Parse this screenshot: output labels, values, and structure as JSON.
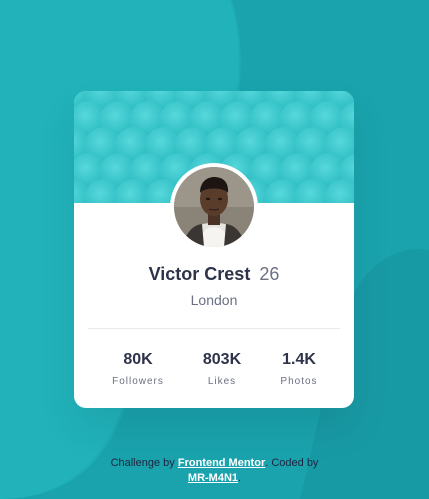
{
  "theme": {
    "background": "#1aa3ad",
    "card_background": "#ffffff",
    "pattern_color": "#36c6cc",
    "text_dark": "#2e3349",
    "text_muted": "#6b7082"
  },
  "profile": {
    "name": "Victor Crest",
    "age": "26",
    "location": "London",
    "avatar_icon": "profile-photo"
  },
  "stats": [
    {
      "value": "80K",
      "label": "Followers"
    },
    {
      "value": "803K",
      "label": "Likes"
    },
    {
      "value": "1.4K",
      "label": "Photos"
    }
  ],
  "attribution": {
    "prefix": "Challenge by",
    "link1": "Frontend Mentor",
    "middle": ". Coded by",
    "link2": "MR-M4N1",
    "suffix": "."
  }
}
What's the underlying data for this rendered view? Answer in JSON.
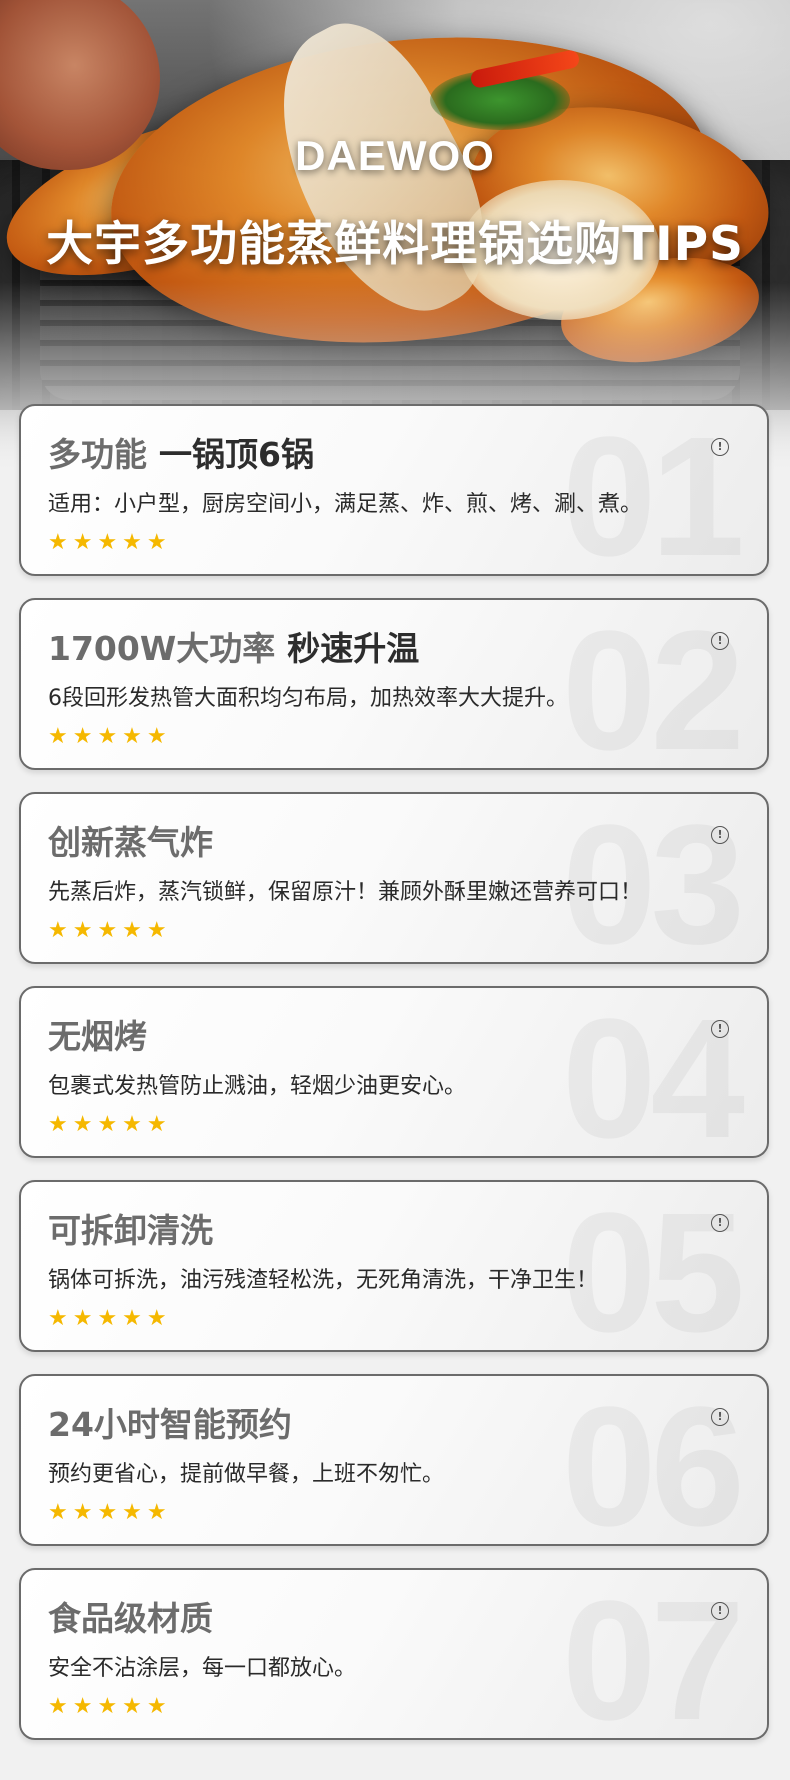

***

Repeat the records in full, exactly as they appear, without the pictures.

Parse this screenshot: output labels, values, and structure as JSON.
{
  "theme": {
    "background": "#1aa3ad",
    "card_background": "#ffffff",
    "pattern_color": "#36c6cc",
    "text_dark": "#2e3349",
    "text_muted": "#6b7082"
  },
  "profile": {
    "name": "Victor Crest",
    "age": "26",
    "location": "London",
    "avatar_icon": "profile-photo"
  },
  "stats": [
    {
      "value": "80K",
      "label": "Followers"
    },
    {
      "value": "803K",
      "label": "Likes"
    },
    {
      "value": "1.4K",
      "label": "Photos"
    }
  ],
  "attribution": {
    "prefix": "Challenge by",
    "link1": "Frontend Mentor",
    "middle": ". Coded by",
    "link2": "MR-M4N1",
    "suffix": "."
  }
}
What's the underlying data for this rendered view? Answer in JSON.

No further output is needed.